=== RECORDS TO PROCESS ===

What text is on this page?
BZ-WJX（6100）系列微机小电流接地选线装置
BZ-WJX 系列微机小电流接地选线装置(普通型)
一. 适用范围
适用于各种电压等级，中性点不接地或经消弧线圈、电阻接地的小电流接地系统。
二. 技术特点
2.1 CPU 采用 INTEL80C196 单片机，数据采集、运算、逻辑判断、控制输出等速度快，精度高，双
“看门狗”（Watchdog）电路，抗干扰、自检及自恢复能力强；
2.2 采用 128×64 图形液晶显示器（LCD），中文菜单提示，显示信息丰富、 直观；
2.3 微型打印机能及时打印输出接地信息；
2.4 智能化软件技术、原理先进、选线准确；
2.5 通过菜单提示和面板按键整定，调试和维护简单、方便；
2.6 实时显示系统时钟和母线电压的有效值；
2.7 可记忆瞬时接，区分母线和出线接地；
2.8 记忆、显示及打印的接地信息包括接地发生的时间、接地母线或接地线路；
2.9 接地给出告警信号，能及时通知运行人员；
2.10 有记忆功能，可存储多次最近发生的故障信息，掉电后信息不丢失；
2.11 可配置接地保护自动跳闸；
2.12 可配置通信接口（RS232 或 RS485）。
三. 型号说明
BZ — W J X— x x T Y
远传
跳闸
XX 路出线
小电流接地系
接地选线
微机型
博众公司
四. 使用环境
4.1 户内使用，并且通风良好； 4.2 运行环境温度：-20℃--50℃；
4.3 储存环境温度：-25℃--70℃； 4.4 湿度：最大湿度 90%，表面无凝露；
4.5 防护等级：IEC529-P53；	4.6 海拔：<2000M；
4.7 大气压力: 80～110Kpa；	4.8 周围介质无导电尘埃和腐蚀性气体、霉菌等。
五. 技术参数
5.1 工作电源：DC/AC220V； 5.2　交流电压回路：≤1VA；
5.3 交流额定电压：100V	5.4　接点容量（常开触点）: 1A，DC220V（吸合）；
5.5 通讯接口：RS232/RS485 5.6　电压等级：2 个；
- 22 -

===

(EXERCISE REQUIREMENTS):
Determine how many lines of the listing above hold the word "系列微机小电流接地选线装置". Report that number without anything else.

(SOLVED PROBLEM):
2